◆ THE EXERCISE
Examine each line of the data. Copy those that contain the string "квартирах".

◆ INFORMATION GIVEN
⁂

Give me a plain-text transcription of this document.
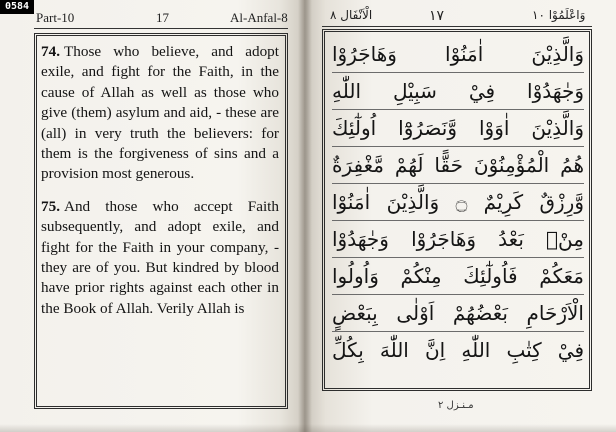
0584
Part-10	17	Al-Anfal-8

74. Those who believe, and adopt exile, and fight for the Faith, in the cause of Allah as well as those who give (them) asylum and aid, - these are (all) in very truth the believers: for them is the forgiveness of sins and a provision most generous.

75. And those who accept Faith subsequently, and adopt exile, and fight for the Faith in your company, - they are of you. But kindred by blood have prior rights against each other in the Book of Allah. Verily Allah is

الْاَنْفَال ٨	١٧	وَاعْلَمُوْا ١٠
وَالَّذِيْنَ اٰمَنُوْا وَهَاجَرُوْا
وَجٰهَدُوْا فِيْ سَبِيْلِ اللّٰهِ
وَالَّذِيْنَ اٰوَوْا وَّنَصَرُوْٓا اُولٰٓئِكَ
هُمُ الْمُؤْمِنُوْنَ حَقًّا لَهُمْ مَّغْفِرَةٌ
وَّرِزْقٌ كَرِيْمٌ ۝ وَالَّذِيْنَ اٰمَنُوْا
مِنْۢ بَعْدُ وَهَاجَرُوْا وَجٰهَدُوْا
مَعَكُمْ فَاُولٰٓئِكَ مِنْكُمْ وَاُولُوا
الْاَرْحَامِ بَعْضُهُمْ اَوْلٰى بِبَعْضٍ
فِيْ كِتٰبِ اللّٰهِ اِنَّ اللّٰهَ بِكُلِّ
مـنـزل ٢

⁂

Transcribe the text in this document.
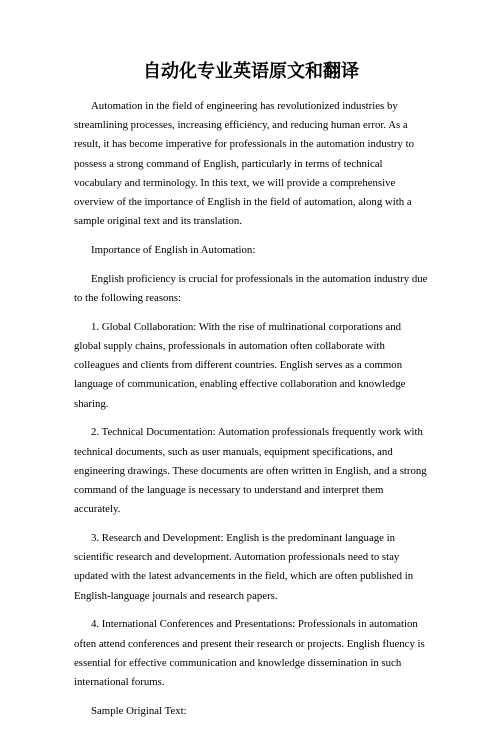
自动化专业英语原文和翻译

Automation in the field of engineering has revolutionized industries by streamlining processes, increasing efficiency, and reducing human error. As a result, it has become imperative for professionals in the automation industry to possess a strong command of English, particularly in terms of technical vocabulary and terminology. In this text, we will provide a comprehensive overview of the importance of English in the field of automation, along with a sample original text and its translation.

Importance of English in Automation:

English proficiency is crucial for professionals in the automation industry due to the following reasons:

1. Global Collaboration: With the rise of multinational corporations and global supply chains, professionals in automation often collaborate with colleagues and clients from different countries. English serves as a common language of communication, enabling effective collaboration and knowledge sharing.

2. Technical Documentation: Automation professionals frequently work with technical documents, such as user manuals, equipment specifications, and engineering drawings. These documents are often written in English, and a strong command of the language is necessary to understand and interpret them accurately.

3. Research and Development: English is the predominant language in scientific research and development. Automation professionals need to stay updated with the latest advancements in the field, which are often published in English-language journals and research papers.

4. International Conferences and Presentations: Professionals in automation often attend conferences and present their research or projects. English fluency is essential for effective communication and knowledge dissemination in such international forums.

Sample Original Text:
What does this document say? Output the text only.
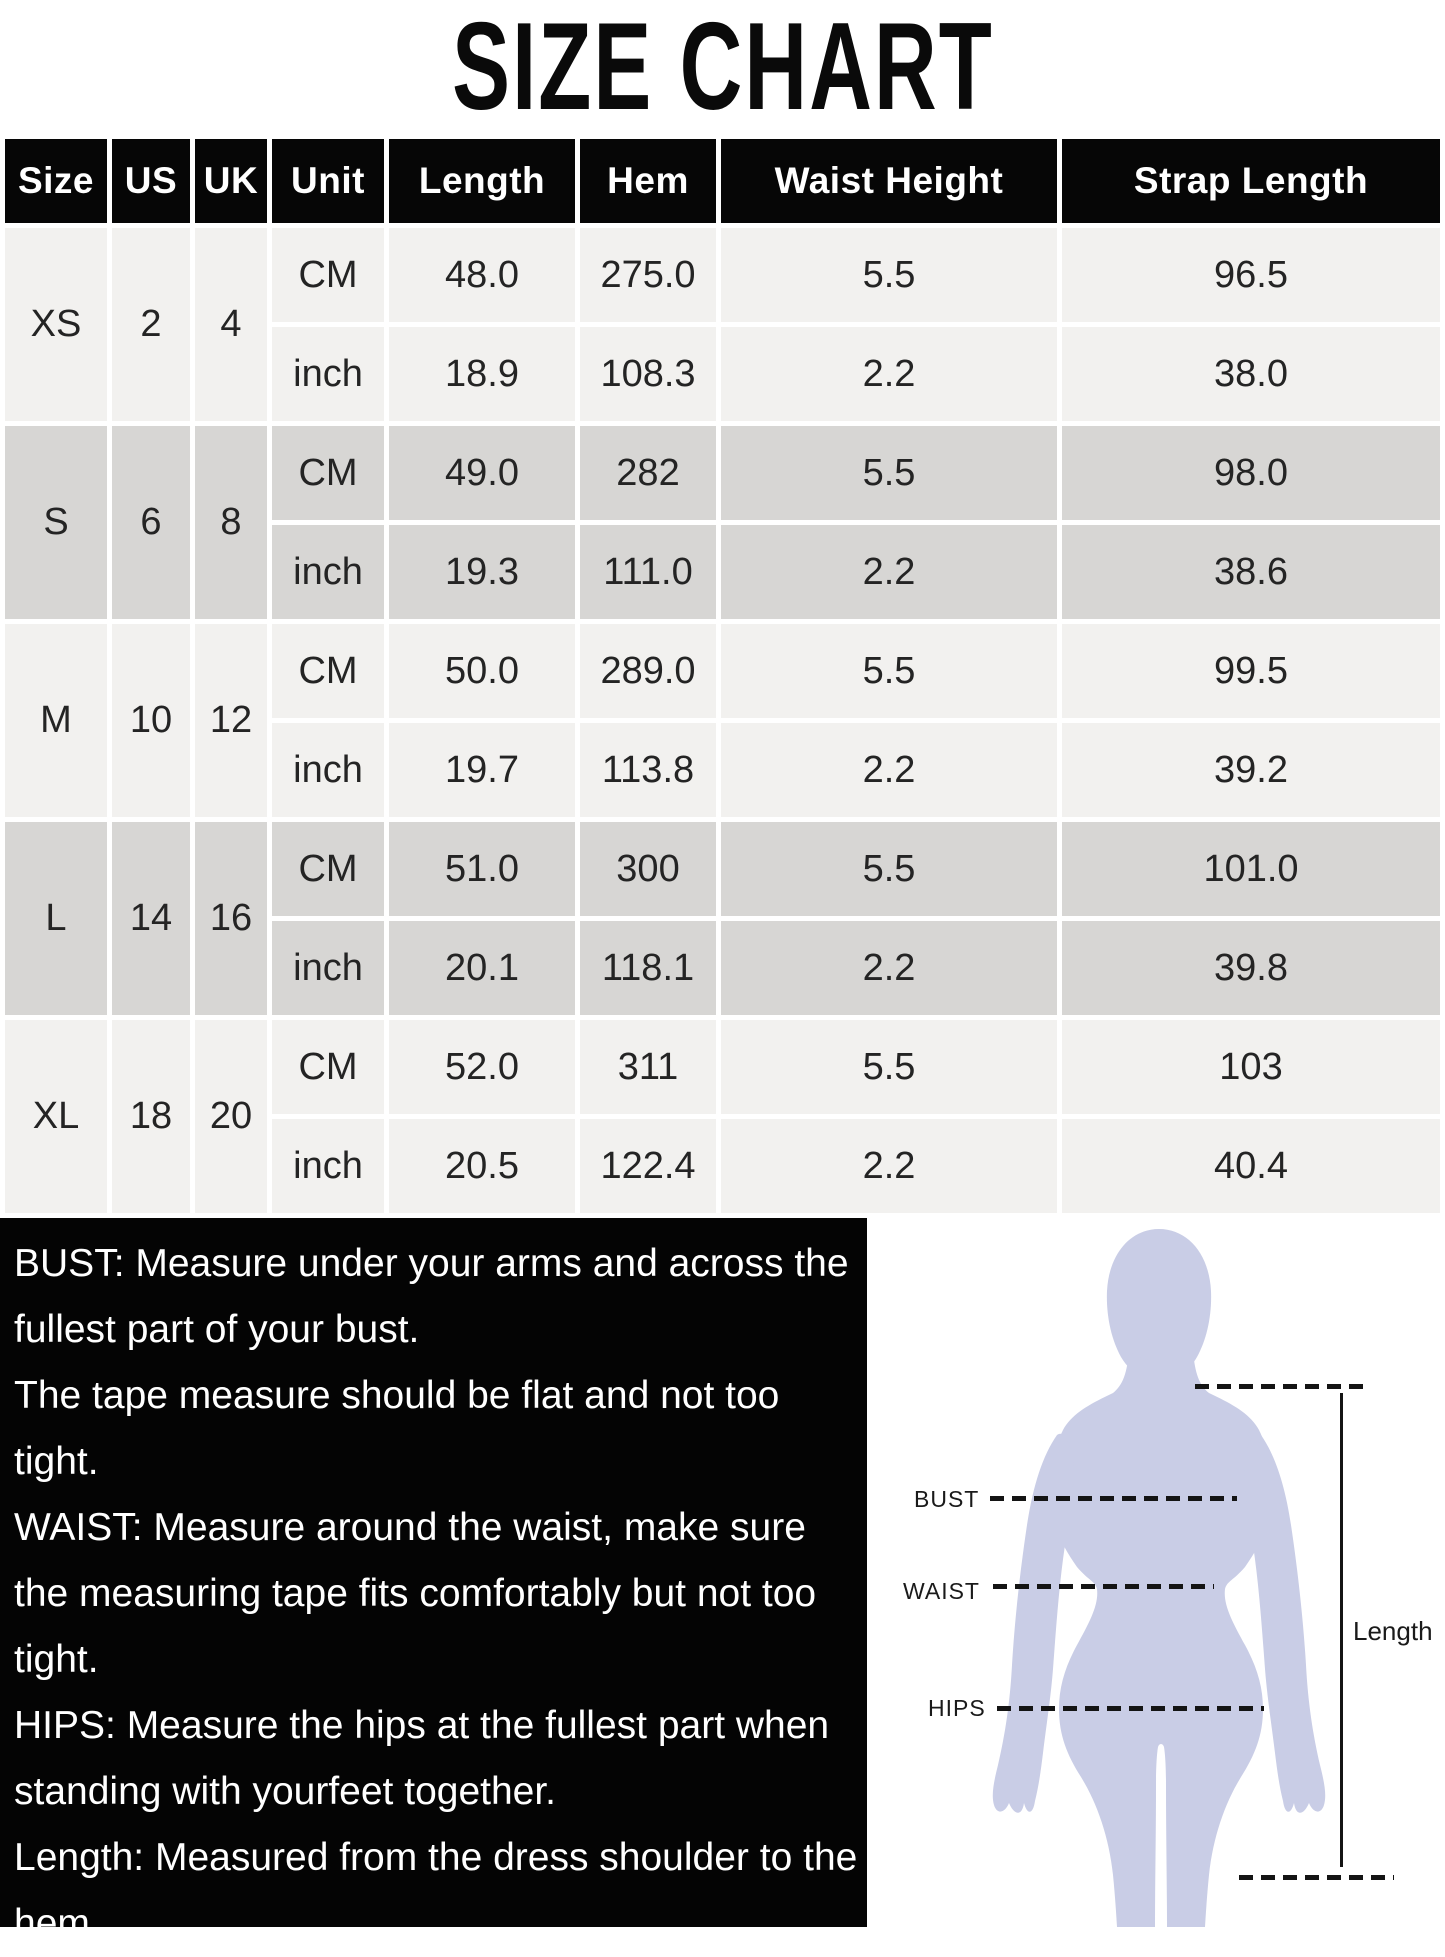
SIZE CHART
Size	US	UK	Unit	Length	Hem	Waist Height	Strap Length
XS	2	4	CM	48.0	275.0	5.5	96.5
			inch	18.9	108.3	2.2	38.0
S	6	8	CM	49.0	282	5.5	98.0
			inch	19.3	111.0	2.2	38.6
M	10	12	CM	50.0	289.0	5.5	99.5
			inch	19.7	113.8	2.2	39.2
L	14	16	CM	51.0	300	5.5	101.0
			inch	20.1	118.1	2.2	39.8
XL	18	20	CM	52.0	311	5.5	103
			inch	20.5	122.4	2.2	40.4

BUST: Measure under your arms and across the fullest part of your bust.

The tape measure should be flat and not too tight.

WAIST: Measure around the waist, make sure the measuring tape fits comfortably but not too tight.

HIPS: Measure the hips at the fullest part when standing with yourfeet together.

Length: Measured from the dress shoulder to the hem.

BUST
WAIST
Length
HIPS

⁂

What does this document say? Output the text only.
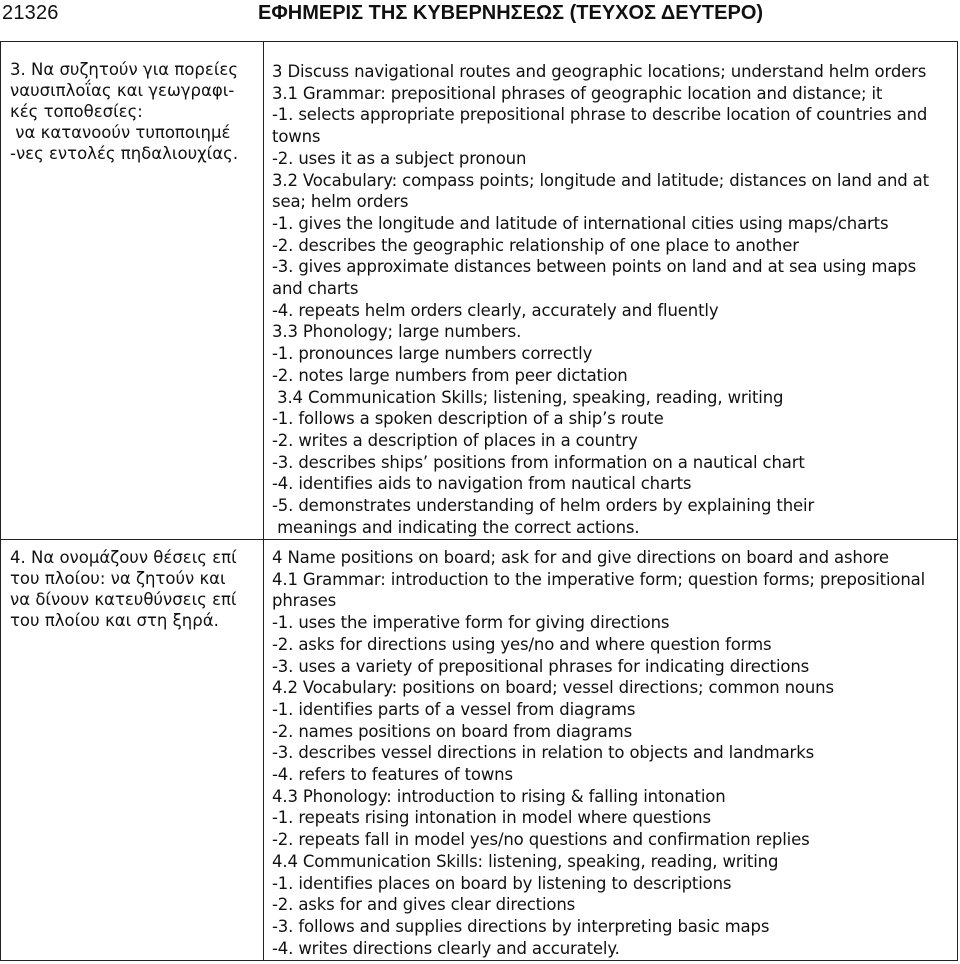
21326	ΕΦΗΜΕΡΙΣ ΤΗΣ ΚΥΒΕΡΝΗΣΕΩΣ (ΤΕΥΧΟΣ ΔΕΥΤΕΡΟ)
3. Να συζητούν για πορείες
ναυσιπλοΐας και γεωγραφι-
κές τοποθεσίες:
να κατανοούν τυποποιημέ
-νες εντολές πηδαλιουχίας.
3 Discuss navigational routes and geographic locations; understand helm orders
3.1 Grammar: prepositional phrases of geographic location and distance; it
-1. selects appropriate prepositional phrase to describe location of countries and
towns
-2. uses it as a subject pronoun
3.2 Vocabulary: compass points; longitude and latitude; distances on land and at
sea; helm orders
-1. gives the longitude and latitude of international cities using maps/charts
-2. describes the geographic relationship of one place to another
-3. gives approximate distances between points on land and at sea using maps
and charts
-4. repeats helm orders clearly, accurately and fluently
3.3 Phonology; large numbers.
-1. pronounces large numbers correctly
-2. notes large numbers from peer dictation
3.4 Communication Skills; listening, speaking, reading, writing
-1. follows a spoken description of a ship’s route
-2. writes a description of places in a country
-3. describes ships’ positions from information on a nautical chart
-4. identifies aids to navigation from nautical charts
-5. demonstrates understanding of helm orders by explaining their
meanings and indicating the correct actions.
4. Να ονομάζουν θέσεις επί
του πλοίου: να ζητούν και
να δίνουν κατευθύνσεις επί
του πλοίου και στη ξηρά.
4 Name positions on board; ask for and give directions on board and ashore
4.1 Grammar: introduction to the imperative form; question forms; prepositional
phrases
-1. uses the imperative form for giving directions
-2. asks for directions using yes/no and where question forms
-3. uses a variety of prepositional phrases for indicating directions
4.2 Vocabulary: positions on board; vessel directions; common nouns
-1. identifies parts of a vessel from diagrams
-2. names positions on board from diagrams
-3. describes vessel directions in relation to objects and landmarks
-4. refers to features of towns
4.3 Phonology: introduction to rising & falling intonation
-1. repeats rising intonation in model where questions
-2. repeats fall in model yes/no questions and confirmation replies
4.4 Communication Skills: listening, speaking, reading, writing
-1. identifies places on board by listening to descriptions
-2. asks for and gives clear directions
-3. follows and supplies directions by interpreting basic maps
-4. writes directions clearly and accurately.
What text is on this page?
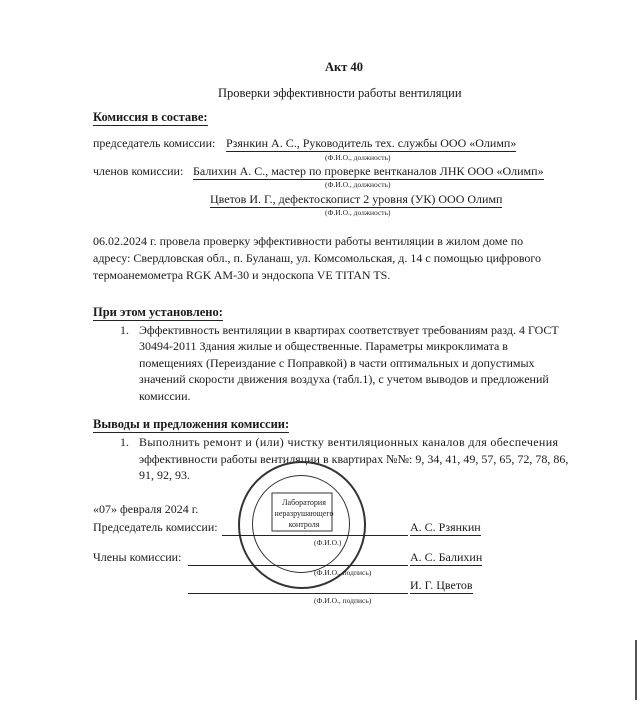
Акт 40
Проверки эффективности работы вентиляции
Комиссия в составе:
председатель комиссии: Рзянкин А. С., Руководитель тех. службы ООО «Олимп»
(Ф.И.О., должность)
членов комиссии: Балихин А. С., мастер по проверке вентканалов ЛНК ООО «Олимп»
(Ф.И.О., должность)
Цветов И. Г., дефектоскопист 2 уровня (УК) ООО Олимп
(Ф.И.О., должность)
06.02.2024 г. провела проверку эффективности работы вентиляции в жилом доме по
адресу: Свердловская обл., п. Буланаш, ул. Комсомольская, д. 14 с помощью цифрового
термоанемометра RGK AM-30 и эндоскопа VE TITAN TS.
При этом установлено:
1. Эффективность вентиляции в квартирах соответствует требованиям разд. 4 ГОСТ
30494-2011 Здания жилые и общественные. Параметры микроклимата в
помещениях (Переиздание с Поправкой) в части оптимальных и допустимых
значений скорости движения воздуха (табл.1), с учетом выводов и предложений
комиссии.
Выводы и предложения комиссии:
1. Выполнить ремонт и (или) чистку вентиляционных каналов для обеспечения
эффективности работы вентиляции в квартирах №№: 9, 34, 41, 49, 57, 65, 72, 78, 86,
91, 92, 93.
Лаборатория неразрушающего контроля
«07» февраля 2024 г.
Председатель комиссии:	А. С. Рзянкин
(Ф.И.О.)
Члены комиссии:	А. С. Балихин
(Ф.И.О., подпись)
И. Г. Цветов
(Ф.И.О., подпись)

⁂

◆ SOLVED PROBLEM
1. Эффективность вентиляции в квартирах соответствует требованиям разд. 4 ГОСТ
эффективности работы вентиляции в квартирах №№: 9, 34, 41, 49, 57, 65, 72, 78, 86,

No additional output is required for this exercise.